DATA FOR THE TASK:
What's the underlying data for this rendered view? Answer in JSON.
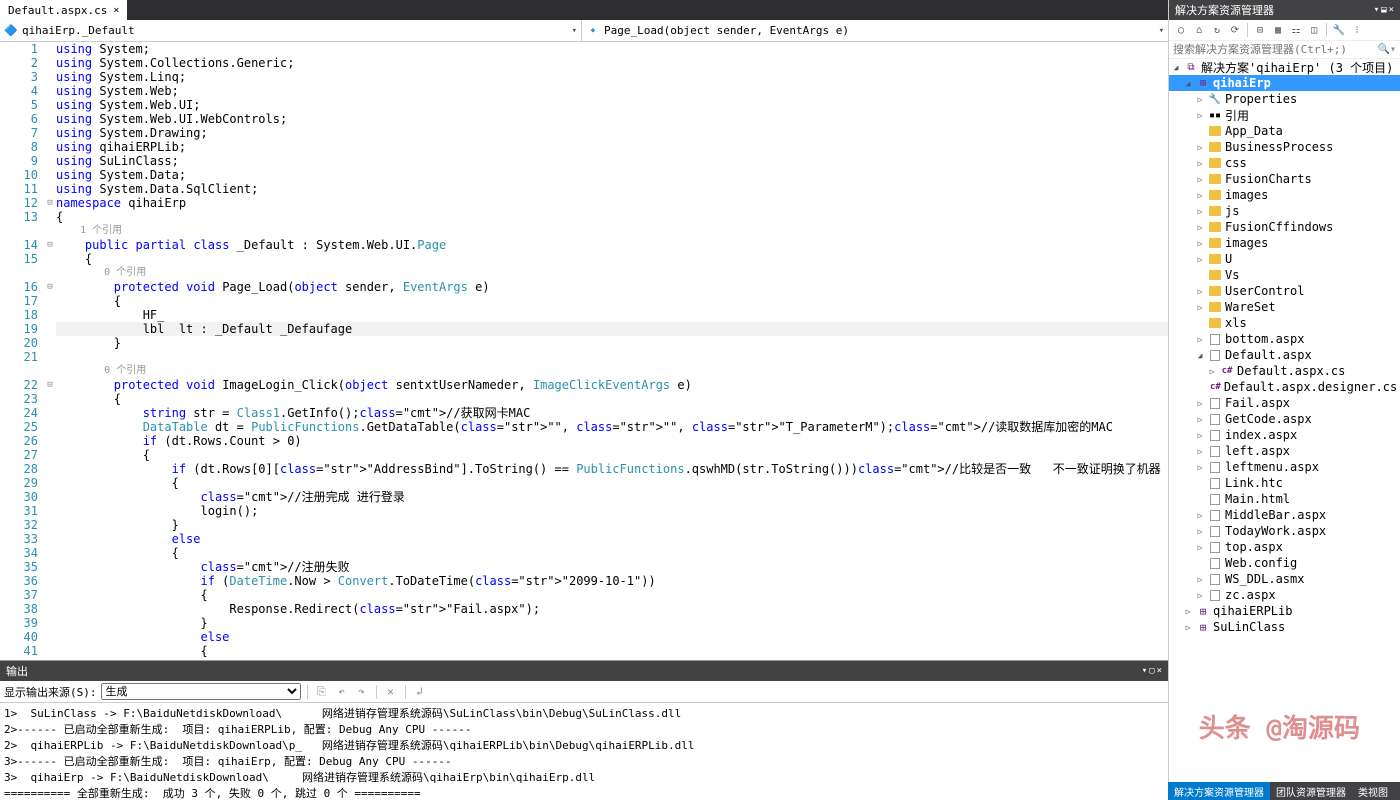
{
  "tab": {
    "label": "Default.aspx.cs",
    "close": "×"
  },
  "crumbs": {
    "left": "qihaiErp._Default",
    "right": "Page_Load(object sender, EventArgs e)"
  },
  "code": {
    "lines": [
      {
        "n": 1,
        "t": "using System;"
      },
      {
        "n": 2,
        "t": "using System.Collections.Generic;"
      },
      {
        "n": 3,
        "t": "using System.Linq;"
      },
      {
        "n": 4,
        "t": "using System.Web;"
      },
      {
        "n": 5,
        "t": "using System.Web.UI;"
      },
      {
        "n": 6,
        "t": "using System.Web.UI.WebControls;"
      },
      {
        "n": 7,
        "t": "using System.Drawing;"
      },
      {
        "n": 8,
        "t": "using qihaiERPLib;"
      },
      {
        "n": 9,
        "t": "using SuLinClass;"
      },
      {
        "n": 10,
        "t": "using System.Data;"
      },
      {
        "n": 11,
        "t": "using System.Data.SqlClient;"
      },
      {
        "n": 12,
        "t": "namespace qihaiErp"
      },
      {
        "n": 13,
        "t": "{"
      },
      {
        "n": "",
        "t": "    1 个引用",
        "ref": true
      },
      {
        "n": 14,
        "t": "    public partial class _Default : System.Web.UI.Page"
      },
      {
        "n": 15,
        "t": "    {"
      },
      {
        "n": "",
        "t": "        0 个引用",
        "ref": true
      },
      {
        "n": 16,
        "t": "        protected void Page_Load(object sender, EventArgs e)"
      },
      {
        "n": 17,
        "t": "        {"
      },
      {
        "n": 18,
        "t": "            HF_"
      },
      {
        "n": 19,
        "t": "            lbl  lt : _Default _Defaufage",
        "caret": true
      },
      {
        "n": 20,
        "t": "        }"
      },
      {
        "n": 21,
        "t": ""
      },
      {
        "n": "",
        "t": "        0 个引用",
        "ref": true
      },
      {
        "n": 22,
        "t": "        protected void ImageLogin_Click(object sentxtUserNameder, ImageClickEventArgs e)"
      },
      {
        "n": 23,
        "t": "        {"
      },
      {
        "n": 24,
        "t": "            string str = Class1.GetInfo();//获取网卡MAC"
      },
      {
        "n": 25,
        "t": "            DataTable dt = PublicFunctions.GetDataTable(\"\", \"\", \"T_ParameterM\");//读取数据库加密的MAC"
      },
      {
        "n": 26,
        "t": "            if (dt.Rows.Count > 0)"
      },
      {
        "n": 27,
        "t": "            {"
      },
      {
        "n": 28,
        "t": "                if (dt.Rows[0][\"AddressBind\"].ToString() == PublicFunctions.qswhMD(str.ToString()))//比较是否一致   不一致证明换了机器"
      },
      {
        "n": 29,
        "t": "                {"
      },
      {
        "n": 30,
        "t": "                    //注册完成 进行登录"
      },
      {
        "n": 31,
        "t": "                    login();"
      },
      {
        "n": 32,
        "t": "                }"
      },
      {
        "n": 33,
        "t": "                else"
      },
      {
        "n": 34,
        "t": "                {"
      },
      {
        "n": 35,
        "t": "                    //注册失败"
      },
      {
        "n": 36,
        "t": "                    if (DateTime.Now > Convert.ToDateTime(\"2099-10-1\"))"
      },
      {
        "n": 37,
        "t": "                    {"
      },
      {
        "n": 38,
        "t": "                        Response.Redirect(\"Fail.aspx\");"
      },
      {
        "n": 39,
        "t": "                    }"
      },
      {
        "n": 40,
        "t": "                    else"
      },
      {
        "n": 41,
        "t": "                    {"
      }
    ]
  },
  "output": {
    "title": "输出",
    "source_label": "显示输出来源(S):",
    "source_value": "生成",
    "text": "1>  SuLinClass -> F:\\BaiduNetdiskDownload\\      网络进销存管理系统源码\\SuLinClass\\bin\\Debug\\SuLinClass.dll\n2>------ 已启动全部重新生成:  项目: qihaiERPLib, 配置: Debug Any CPU ------\n2>  qihaiERPLib -> F:\\BaiduNetdiskDownload\\p_   网络进销存管理系统源码\\qihaiERPLib\\bin\\Debug\\qihaiERPLib.dll\n3>------ 已启动全部重新生成:  项目: qihaiErp, 配置: Debug Any CPU ------\n3>  qihaiErp -> F:\\BaiduNetdiskDownload\\     网络进销存管理系统源码\\qihaiErp\\bin\\qihaiErp.dll\n========== 全部重新生成:  成功 3 个, 失败 0 个, 跳过 0 个 =========="
  },
  "se": {
    "title": "解决方案资源管理器",
    "search_placeholder": "搜索解决方案资源管理器(Ctrl+;)",
    "root": "解决方案'qihaiErp' (3 个项目)",
    "project": "qihaiErp",
    "nodes": [
      {
        "d": 2,
        "arrow": "▷",
        "icon": "wrench",
        "label": "Properties"
      },
      {
        "d": 2,
        "arrow": "▷",
        "icon": "ref",
        "label": "引用"
      },
      {
        "d": 2,
        "arrow": "",
        "icon": "folder",
        "label": "App_Data"
      },
      {
        "d": 2,
        "arrow": "▷",
        "icon": "folder",
        "label": "BusinessProcess"
      },
      {
        "d": 2,
        "arrow": "▷",
        "icon": "folder",
        "label": "css"
      },
      {
        "d": 2,
        "arrow": "▷",
        "icon": "folder",
        "label": "FusionCharts"
      },
      {
        "d": 2,
        "arrow": "▷",
        "icon": "folder",
        "label": "images"
      },
      {
        "d": 2,
        "arrow": "▷",
        "icon": "folder",
        "label": "js"
      },
      {
        "d": 2,
        "arrow": "▷",
        "icon": "folder",
        "label": "FusionCffindows"
      },
      {
        "d": 2,
        "arrow": "▷",
        "icon": "folder",
        "label": "images"
      },
      {
        "d": 2,
        "arrow": "▷",
        "icon": "folder",
        "label": "U"
      },
      {
        "d": 2,
        "arrow": "",
        "icon": "folder",
        "label": "Vs"
      },
      {
        "d": 2,
        "arrow": "▷",
        "icon": "folder",
        "label": "UserControl"
      },
      {
        "d": 2,
        "arrow": "▷",
        "icon": "folder",
        "label": "WareSet"
      },
      {
        "d": 2,
        "arrow": "",
        "icon": "folder",
        "label": "xls"
      },
      {
        "d": 2,
        "arrow": "▷",
        "icon": "file",
        "label": "bottom.aspx"
      },
      {
        "d": 2,
        "arrow": "◢",
        "icon": "file",
        "label": "Default.aspx"
      },
      {
        "d": 3,
        "arrow": "▷",
        "icon": "cs",
        "label": "Default.aspx.cs"
      },
      {
        "d": 3,
        "arrow": "",
        "icon": "cs",
        "label": "Default.aspx.designer.cs"
      },
      {
        "d": 2,
        "arrow": "▷",
        "icon": "file",
        "label": "Fail.aspx"
      },
      {
        "d": 2,
        "arrow": "▷",
        "icon": "file",
        "label": "GetCode.aspx"
      },
      {
        "d": 2,
        "arrow": "▷",
        "icon": "file",
        "label": "index.aspx"
      },
      {
        "d": 2,
        "arrow": "▷",
        "icon": "file",
        "label": "left.aspx"
      },
      {
        "d": 2,
        "arrow": "▷",
        "icon": "file",
        "label": "leftmenu.aspx"
      },
      {
        "d": 2,
        "arrow": "",
        "icon": "file",
        "label": "Link.htc"
      },
      {
        "d": 2,
        "arrow": "",
        "icon": "file",
        "label": "Main.html"
      },
      {
        "d": 2,
        "arrow": "▷",
        "icon": "file",
        "label": "MiddleBar.aspx"
      },
      {
        "d": 2,
        "arrow": "▷",
        "icon": "file",
        "label": "TodayWork.aspx"
      },
      {
        "d": 2,
        "arrow": "▷",
        "icon": "file",
        "label": "top.aspx"
      },
      {
        "d": 2,
        "arrow": "",
        "icon": "file",
        "label": "Web.config"
      },
      {
        "d": 2,
        "arrow": "▷",
        "icon": "file",
        "label": "WS_DDL.asmx"
      },
      {
        "d": 2,
        "arrow": "▷",
        "icon": "file",
        "label": "zc.aspx"
      },
      {
        "d": 1,
        "arrow": "▷",
        "icon": "proj",
        "label": "qihaiERPLib"
      },
      {
        "d": 1,
        "arrow": "▷",
        "icon": "proj",
        "label": "SuLinClass"
      }
    ]
  },
  "status": {
    "tabs": [
      "解决方案资源管理器",
      "团队资源管理器",
      "类视图"
    ]
  },
  "watermark": "头条 @淘源码"
}
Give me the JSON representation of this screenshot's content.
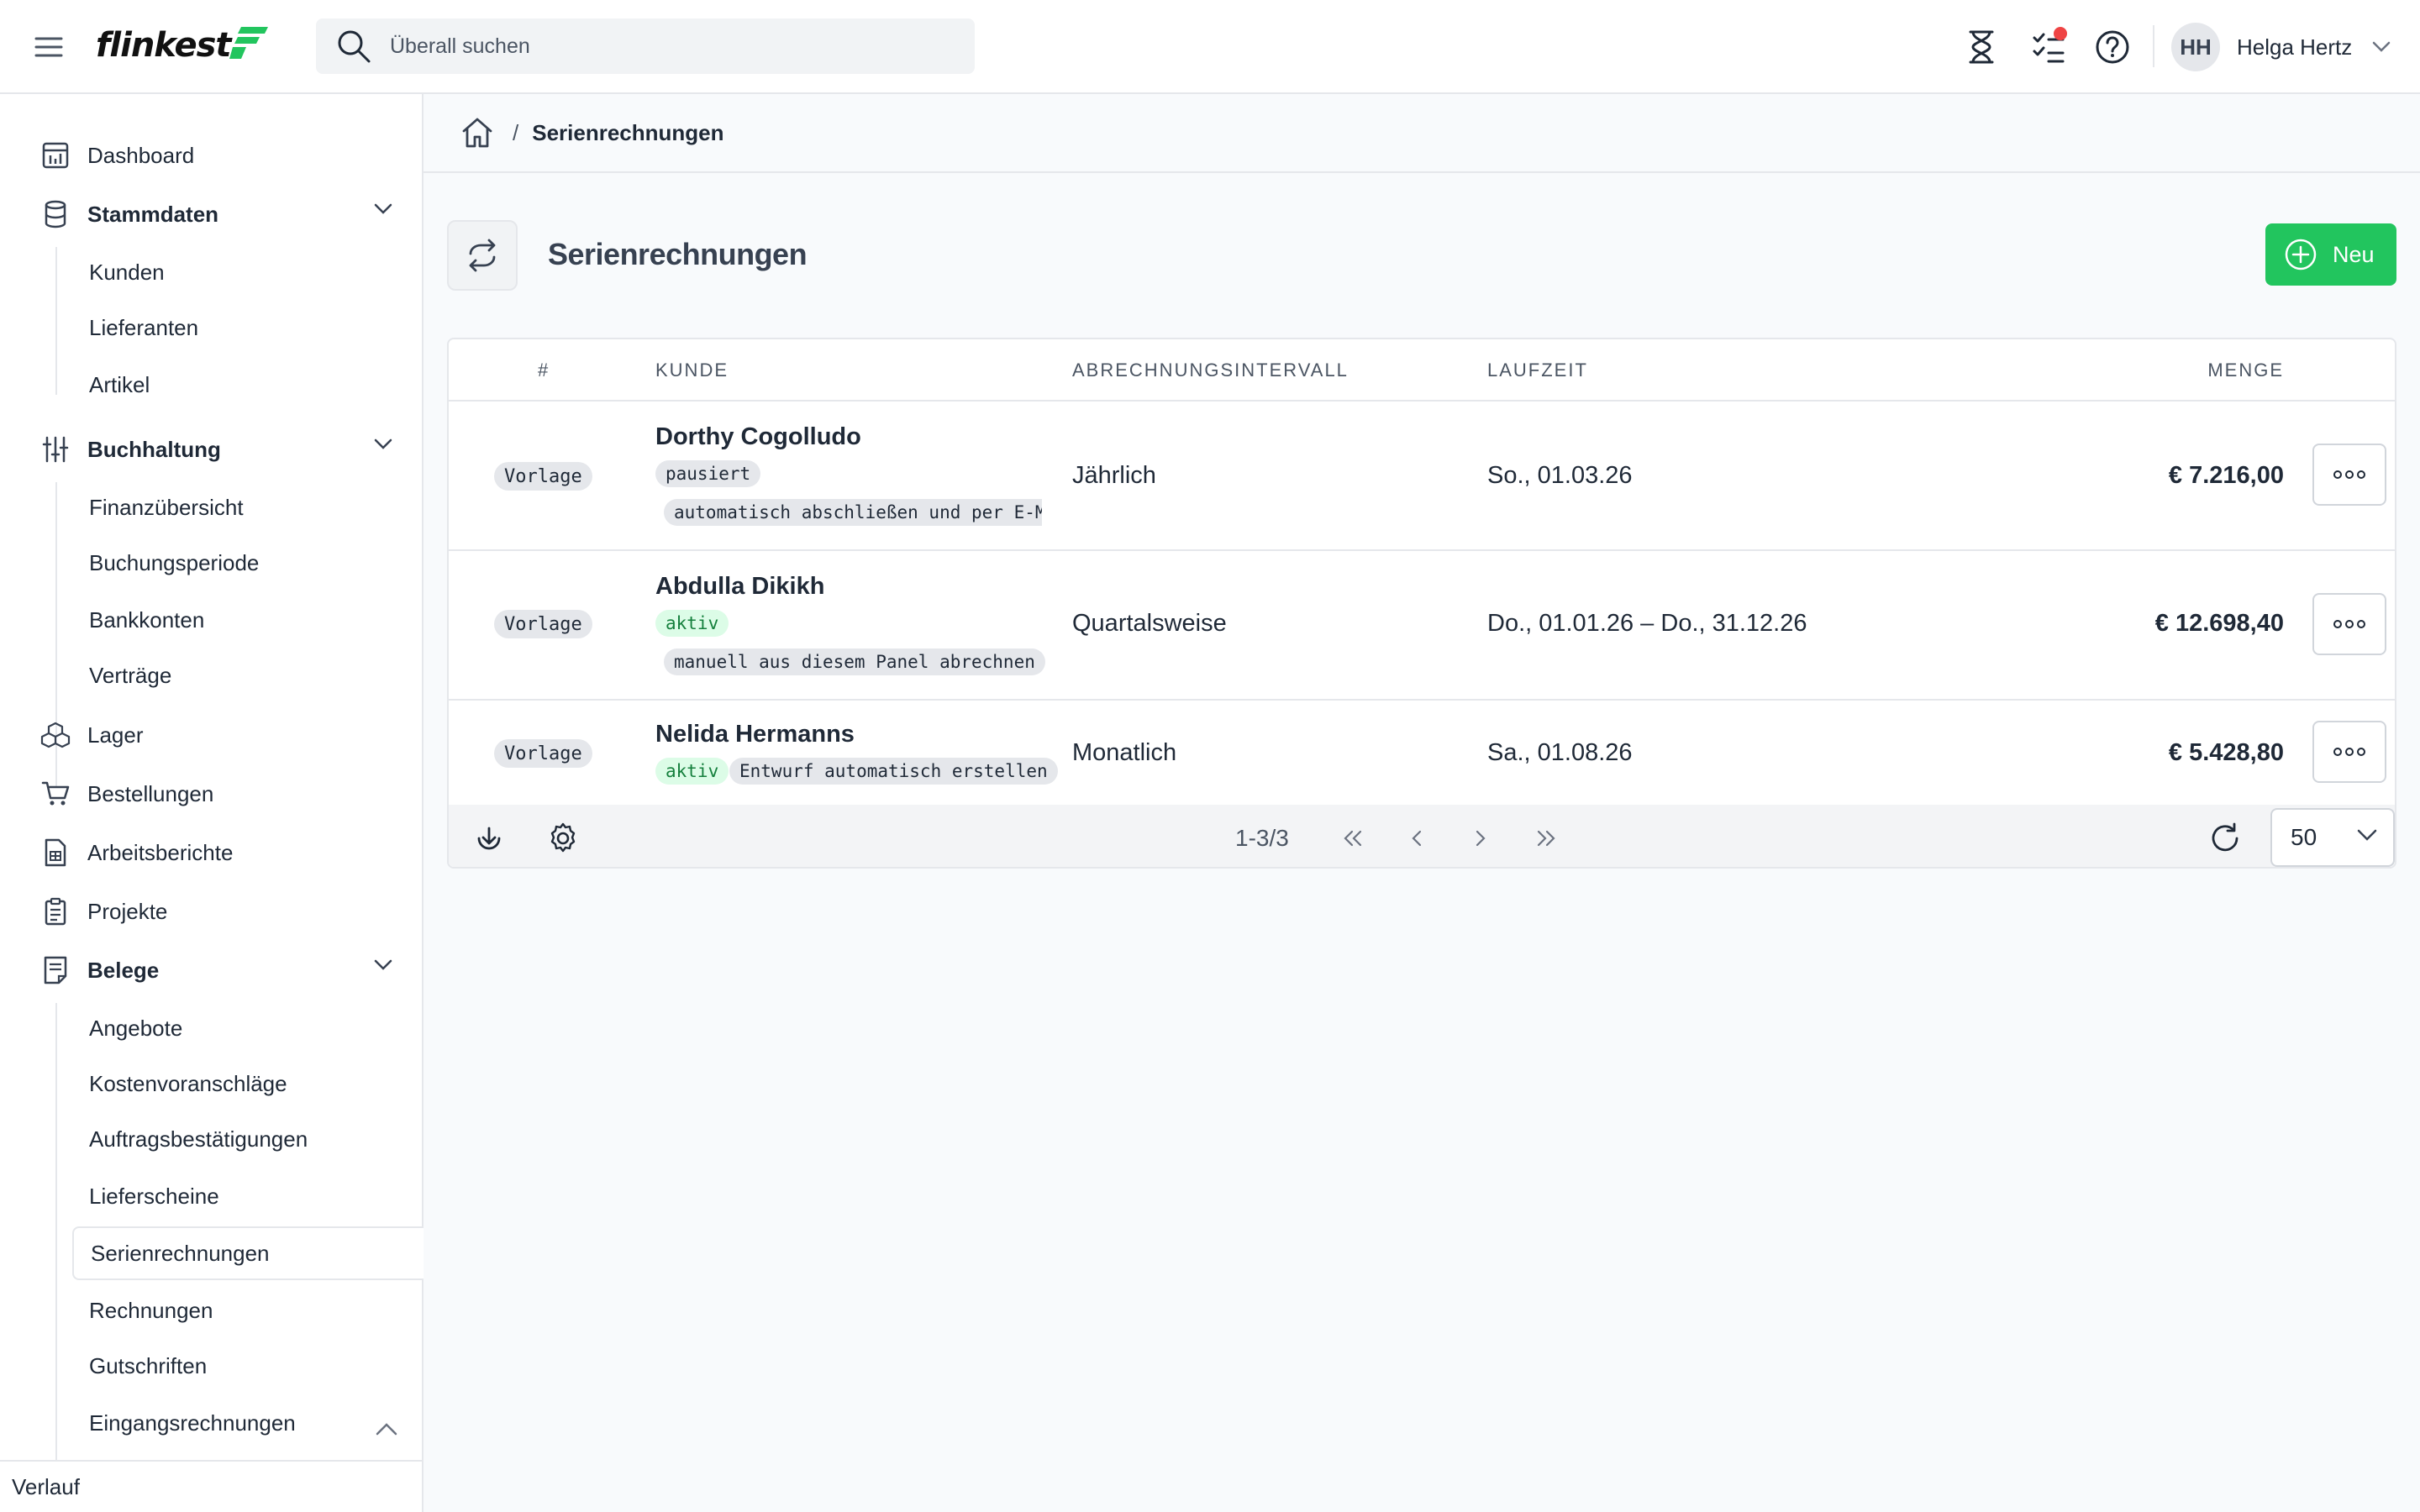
{
  "app": {
    "name": "flinkest"
  },
  "search": {
    "placeholder": "Überall suchen"
  },
  "user": {
    "initials": "HH",
    "name": "Helga Hertz"
  },
  "topbar": {
    "icons": [
      "menu-icon",
      "hourglass-icon",
      "task-list-icon",
      "help-icon",
      "chevron-down-icon"
    ]
  },
  "sidebar": {
    "dashboard": "Dashboard",
    "stammdaten": {
      "label": "Stammdaten",
      "items": [
        "Kunden",
        "Lieferanten",
        "Artikel"
      ]
    },
    "buchhaltung": {
      "label": "Buchhaltung",
      "items": [
        "Finanzübersicht",
        "Buchungsperiode",
        "Bankkonten",
        "Verträge"
      ]
    },
    "lager": "Lager",
    "bestellungen": "Bestellungen",
    "arbeitsberichte": "Arbeitsberichte",
    "projekte": "Projekte",
    "belege": {
      "label": "Belege",
      "items": [
        "Angebote",
        "Kostenvoranschläge",
        "Auftragsbestätigungen",
        "Lieferscheine",
        "Serienrechnungen",
        "Rechnungen",
        "Gutschriften",
        "Eingangsrechnungen"
      ],
      "active": "Serienrechnungen"
    },
    "verlauf": "Verlauf"
  },
  "breadcrumb": {
    "separator": "/",
    "current": "Serienrechnungen"
  },
  "page": {
    "title": "Serienrechnungen",
    "new_button": "Neu"
  },
  "table": {
    "columns": {
      "number": "#",
      "customer": "KUNDE",
      "interval": "ABRECHNUNGSINTERVALL",
      "term": "LAUFZEIT",
      "amount": "MENGE"
    },
    "rows": [
      {
        "tag": "Vorlage",
        "customer": "Dorthy Cogolludo",
        "status": "pausiert",
        "mode": "automatisch abschließen und per E-Mail",
        "interval": "Jährlich",
        "term": "So., 01.03.26",
        "amount": "€ 7.216,00"
      },
      {
        "tag": "Vorlage",
        "customer": "Abdulla Dikikh",
        "status": "aktiv",
        "mode": "manuell aus diesem Panel abrechnen",
        "interval": "Quartalsweise",
        "term": "Do., 01.01.26 – Do., 31.12.26",
        "amount": "€ 12.698,40"
      },
      {
        "tag": "Vorlage",
        "customer": "Nelida Hermanns",
        "status": "aktiv",
        "mode": "Entwurf automatisch erstellen",
        "interval": "Monatlich",
        "term": "Sa., 01.08.26",
        "amount": "€ 5.428,80"
      }
    ],
    "footer": {
      "range": "1-3/3",
      "per_page": "50"
    }
  },
  "colors": {
    "accent": "#22c55e",
    "status_active_bg": "#dcfce7",
    "status_active_text": "#15803d",
    "notification": "#ef4444"
  }
}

REQUIRED WORK: Find the string "mode" in the entries above and return each line that holds it.

SOLUTION FOR THIS EXERCISE:
        "mode": "automatisch abschließen und per E-Mail",
        "mode": "manuell aus diesem Panel abrechnen",
        "mode": "Entwurf automatisch erstellen",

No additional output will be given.